— begin Given entries —

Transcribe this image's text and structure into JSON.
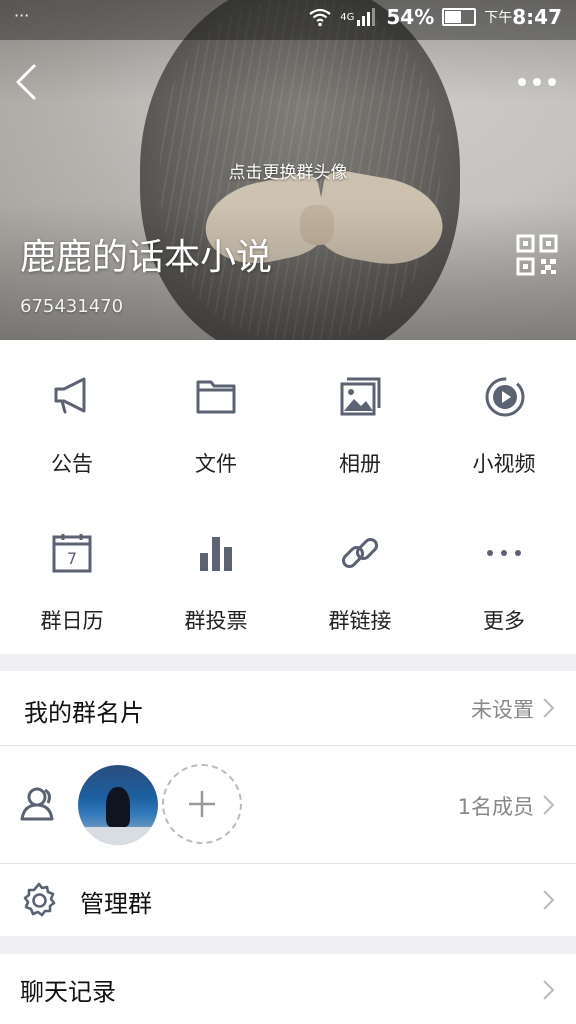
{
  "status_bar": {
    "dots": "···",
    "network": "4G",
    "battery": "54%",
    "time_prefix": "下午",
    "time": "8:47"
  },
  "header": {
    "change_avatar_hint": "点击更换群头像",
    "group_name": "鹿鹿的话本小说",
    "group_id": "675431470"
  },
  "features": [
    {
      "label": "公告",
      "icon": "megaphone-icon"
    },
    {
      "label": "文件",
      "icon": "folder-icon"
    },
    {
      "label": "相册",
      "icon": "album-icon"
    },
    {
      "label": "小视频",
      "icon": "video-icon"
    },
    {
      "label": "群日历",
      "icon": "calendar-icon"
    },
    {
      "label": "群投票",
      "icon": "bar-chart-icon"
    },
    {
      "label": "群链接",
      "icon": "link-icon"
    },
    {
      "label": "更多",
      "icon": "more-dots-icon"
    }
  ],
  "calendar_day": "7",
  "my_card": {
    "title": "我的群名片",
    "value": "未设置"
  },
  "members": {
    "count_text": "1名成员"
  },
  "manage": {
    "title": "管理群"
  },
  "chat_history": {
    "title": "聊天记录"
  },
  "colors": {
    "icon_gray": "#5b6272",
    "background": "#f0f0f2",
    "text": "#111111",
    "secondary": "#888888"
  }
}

— end Given entries —

== Short exercise ==
Without including any picture, repeat the data exactly.

== Exercise answer ==
Transcribe this image's text and structure into JSON.
{
  "status_bar": {
    "dots": "···",
    "network": "4G",
    "battery": "54%",
    "time_prefix": "下午",
    "time": "8:47"
  },
  "header": {
    "change_avatar_hint": "点击更换群头像",
    "group_name": "鹿鹿的话本小说",
    "group_id": "675431470"
  },
  "features": [
    {
      "label": "公告",
      "icon": "megaphone-icon"
    },
    {
      "label": "文件",
      "icon": "folder-icon"
    },
    {
      "label": "相册",
      "icon": "album-icon"
    },
    {
      "label": "小视频",
      "icon": "video-icon"
    },
    {
      "label": "群日历",
      "icon": "calendar-icon"
    },
    {
      "label": "群投票",
      "icon": "bar-chart-icon"
    },
    {
      "label": "群链接",
      "icon": "link-icon"
    },
    {
      "label": "更多",
      "icon": "more-dots-icon"
    }
  ],
  "calendar_day": "7",
  "my_card": {
    "title": "我的群名片",
    "value": "未设置"
  },
  "members": {
    "count_text": "1名成员"
  },
  "manage": {
    "title": "管理群"
  },
  "chat_history": {
    "title": "聊天记录"
  },
  "colors": {
    "icon_gray": "#5b6272",
    "background": "#f0f0f2",
    "text": "#111111",
    "secondary": "#888888"
  }
}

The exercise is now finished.